§ **Task requirements**
Rewrite the lines from the line with "reply-icon bbox=[304, 44, 326, 64]" to the line with "menu-tools[interactable]: Tools bbox=[383, 25, 408, 37]", replacing "message-body" with "message-text" and leaving all else unchanged.
* Start Data records *
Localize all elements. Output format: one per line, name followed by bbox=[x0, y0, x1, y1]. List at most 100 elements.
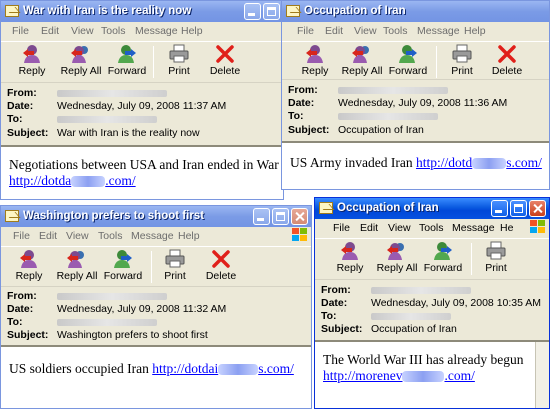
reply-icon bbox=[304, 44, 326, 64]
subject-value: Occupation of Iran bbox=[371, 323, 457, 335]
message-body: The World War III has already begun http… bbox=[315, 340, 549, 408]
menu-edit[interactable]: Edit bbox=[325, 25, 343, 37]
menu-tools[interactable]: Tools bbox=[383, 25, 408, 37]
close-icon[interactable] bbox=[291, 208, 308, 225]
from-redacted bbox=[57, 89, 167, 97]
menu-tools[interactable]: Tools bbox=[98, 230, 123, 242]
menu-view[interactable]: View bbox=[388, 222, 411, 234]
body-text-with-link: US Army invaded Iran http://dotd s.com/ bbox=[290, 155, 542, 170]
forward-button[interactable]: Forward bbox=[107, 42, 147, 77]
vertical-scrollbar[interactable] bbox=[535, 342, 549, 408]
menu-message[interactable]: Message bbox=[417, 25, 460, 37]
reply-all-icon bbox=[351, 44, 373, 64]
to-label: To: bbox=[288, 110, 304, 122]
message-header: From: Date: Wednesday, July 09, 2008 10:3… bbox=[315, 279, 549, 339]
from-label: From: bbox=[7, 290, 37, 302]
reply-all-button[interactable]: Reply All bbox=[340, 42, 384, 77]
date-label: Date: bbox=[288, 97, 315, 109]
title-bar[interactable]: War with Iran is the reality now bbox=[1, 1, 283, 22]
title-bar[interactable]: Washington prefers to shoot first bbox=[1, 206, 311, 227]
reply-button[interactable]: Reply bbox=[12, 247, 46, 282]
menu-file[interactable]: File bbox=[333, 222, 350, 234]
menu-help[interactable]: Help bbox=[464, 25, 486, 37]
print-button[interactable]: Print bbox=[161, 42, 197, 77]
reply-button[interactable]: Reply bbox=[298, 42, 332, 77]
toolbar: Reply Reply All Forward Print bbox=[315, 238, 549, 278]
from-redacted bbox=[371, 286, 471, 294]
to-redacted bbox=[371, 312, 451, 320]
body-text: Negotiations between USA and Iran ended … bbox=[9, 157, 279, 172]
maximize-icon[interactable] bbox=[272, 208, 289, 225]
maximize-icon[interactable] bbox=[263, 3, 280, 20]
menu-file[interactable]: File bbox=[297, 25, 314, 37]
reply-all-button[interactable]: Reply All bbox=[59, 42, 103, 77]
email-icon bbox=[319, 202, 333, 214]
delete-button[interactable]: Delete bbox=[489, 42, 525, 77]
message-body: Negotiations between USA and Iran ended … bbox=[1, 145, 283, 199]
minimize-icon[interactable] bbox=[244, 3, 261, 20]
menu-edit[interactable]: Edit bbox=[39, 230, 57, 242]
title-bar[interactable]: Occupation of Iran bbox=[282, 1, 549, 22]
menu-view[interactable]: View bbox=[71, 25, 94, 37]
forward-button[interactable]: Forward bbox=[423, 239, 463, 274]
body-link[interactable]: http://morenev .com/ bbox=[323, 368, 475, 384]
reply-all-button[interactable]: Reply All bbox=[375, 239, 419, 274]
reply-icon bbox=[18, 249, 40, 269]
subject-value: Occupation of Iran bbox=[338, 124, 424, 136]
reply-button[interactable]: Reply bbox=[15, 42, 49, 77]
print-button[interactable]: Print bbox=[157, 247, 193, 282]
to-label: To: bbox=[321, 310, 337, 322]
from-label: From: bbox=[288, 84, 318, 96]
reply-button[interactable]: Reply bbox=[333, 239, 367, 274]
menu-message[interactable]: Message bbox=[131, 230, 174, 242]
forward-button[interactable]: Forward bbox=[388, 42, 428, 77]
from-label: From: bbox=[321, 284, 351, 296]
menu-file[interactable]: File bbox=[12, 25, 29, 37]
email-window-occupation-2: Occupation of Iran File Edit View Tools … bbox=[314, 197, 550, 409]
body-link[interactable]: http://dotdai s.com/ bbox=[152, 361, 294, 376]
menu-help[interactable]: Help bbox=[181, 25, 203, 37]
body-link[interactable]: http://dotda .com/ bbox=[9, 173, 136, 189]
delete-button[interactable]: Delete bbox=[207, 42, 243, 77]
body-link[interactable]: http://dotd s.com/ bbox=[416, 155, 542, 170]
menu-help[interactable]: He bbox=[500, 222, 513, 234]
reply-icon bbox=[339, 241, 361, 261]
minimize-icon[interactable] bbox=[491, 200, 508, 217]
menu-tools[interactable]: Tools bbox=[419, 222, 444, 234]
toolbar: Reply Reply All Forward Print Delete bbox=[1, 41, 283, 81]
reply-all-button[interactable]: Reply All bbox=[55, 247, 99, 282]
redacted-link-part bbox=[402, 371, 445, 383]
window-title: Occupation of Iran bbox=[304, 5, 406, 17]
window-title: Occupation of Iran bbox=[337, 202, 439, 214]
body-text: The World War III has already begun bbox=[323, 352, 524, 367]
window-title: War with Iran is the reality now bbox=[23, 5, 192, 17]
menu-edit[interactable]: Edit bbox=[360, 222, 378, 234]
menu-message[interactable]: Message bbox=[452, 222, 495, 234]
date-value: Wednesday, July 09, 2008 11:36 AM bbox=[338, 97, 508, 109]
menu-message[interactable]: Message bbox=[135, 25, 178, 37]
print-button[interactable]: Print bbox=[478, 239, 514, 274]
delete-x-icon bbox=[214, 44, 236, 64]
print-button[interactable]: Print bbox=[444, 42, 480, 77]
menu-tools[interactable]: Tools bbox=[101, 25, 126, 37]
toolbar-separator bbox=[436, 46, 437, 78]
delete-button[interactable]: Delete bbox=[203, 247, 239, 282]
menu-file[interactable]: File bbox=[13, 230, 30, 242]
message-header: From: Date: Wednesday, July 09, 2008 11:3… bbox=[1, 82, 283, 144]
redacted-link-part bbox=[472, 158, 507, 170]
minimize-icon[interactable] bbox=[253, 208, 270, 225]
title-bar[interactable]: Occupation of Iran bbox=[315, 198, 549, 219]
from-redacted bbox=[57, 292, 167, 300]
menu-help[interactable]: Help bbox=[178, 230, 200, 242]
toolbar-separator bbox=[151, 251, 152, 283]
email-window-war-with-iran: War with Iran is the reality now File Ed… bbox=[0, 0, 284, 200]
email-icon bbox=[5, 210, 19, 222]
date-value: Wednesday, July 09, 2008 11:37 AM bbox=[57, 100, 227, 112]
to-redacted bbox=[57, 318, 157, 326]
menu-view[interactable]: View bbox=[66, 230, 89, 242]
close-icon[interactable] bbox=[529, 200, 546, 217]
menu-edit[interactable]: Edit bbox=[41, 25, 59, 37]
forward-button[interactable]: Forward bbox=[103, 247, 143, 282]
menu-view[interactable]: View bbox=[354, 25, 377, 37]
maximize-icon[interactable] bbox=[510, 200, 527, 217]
* End Data records *
* Start Data records *
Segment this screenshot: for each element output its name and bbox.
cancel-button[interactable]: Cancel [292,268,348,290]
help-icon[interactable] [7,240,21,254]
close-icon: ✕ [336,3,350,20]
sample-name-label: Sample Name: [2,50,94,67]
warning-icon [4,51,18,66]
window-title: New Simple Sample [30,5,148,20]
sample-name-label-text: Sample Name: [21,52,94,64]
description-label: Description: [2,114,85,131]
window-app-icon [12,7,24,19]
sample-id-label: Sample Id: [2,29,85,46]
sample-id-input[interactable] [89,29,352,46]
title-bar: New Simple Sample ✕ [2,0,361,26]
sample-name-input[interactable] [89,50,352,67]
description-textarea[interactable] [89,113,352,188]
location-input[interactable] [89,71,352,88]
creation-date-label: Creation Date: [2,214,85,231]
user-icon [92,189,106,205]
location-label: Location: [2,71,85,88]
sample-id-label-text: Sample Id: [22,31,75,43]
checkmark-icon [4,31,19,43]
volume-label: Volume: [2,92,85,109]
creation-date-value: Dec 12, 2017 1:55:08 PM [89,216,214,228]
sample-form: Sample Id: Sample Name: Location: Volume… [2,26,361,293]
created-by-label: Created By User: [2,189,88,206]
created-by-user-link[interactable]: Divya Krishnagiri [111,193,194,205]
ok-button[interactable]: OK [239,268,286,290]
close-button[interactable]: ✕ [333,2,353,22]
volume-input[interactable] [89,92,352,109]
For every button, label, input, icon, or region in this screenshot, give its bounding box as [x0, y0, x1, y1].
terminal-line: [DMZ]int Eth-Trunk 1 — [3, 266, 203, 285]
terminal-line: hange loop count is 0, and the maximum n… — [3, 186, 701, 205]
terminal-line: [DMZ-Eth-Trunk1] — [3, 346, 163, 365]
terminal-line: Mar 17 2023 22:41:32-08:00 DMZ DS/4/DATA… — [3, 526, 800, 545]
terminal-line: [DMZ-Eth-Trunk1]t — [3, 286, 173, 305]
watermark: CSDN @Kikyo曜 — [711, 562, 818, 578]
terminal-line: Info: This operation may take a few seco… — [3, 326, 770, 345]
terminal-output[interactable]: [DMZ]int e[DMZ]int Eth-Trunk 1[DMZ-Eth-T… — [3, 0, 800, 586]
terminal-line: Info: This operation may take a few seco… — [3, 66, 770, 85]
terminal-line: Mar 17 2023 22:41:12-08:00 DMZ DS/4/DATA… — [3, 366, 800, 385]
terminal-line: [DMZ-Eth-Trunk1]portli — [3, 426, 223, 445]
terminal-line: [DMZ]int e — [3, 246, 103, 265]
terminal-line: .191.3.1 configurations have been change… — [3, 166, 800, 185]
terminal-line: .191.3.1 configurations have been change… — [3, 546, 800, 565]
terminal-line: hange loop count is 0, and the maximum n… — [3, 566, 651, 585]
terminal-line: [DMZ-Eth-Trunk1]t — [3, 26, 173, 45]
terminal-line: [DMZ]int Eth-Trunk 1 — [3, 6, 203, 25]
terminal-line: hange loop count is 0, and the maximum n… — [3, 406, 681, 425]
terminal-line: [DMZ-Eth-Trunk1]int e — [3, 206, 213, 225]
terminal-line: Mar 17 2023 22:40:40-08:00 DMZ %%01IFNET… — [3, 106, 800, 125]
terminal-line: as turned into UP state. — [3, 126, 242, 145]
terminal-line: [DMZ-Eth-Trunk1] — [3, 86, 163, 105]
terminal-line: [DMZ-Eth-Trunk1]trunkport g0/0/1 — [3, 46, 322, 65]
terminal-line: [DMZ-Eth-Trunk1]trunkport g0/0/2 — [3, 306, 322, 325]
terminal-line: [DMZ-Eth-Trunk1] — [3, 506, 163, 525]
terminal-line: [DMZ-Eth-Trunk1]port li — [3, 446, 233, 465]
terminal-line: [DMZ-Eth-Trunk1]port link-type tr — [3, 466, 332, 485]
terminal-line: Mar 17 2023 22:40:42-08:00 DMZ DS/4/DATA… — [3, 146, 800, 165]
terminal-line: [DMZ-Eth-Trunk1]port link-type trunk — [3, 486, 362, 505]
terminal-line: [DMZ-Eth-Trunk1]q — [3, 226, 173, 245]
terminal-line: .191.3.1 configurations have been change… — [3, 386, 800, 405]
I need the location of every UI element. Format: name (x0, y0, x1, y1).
* End Data records *
* Start Data records *
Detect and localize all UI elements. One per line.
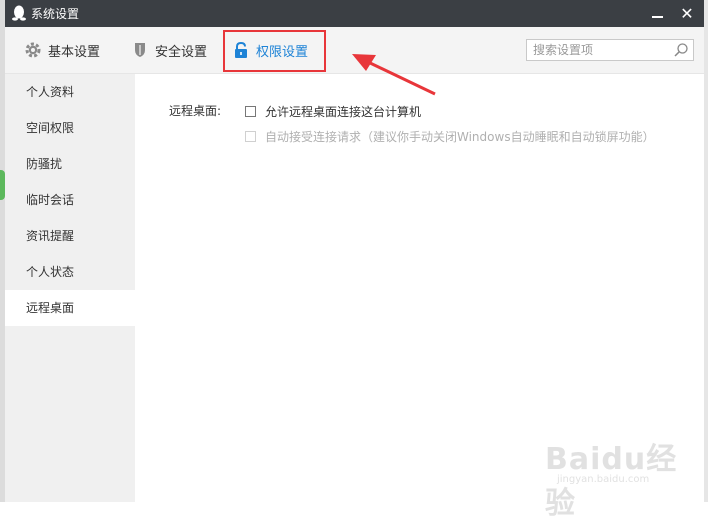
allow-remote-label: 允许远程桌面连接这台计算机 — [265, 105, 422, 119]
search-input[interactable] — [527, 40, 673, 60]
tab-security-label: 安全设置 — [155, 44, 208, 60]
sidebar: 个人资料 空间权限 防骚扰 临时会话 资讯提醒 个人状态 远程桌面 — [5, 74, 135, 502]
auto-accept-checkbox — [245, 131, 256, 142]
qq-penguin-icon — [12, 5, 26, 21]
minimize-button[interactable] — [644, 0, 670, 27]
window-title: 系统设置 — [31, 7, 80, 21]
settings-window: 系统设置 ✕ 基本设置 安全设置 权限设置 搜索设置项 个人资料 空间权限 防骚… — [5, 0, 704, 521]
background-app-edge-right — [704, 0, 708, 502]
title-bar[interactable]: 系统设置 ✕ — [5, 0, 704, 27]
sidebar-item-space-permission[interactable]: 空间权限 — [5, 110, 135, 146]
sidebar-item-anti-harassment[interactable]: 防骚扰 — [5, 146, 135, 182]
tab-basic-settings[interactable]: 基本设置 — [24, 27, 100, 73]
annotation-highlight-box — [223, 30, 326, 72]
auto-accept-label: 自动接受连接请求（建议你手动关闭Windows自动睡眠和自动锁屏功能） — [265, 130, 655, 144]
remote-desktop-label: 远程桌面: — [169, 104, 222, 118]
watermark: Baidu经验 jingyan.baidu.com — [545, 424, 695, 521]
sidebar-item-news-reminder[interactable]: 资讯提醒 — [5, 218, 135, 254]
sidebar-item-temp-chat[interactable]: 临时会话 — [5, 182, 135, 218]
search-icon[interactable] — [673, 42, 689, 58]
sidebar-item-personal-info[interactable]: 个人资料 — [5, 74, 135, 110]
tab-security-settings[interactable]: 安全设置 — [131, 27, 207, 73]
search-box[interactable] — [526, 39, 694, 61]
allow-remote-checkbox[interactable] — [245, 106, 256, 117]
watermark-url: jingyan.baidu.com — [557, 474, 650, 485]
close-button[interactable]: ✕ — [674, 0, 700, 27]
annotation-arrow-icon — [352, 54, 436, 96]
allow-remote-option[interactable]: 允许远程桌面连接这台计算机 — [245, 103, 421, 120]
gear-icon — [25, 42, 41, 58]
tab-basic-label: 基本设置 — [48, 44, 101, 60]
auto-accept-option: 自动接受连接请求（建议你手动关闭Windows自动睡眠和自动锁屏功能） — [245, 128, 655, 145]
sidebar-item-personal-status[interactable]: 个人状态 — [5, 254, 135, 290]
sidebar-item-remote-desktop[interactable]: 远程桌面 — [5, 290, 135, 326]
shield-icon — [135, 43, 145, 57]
* End Data records *
§ **Written response**
reply-icon bbox=[304, 44, 326, 64]
subject-value: Occupation of Iran bbox=[371, 323, 457, 335]
message-text: The World War III has already begun http… bbox=[315, 340, 549, 408]
menu-edit[interactable]: Edit bbox=[325, 25, 343, 37]
menu-tools[interactable]: Tools bbox=[383, 25, 408, 37]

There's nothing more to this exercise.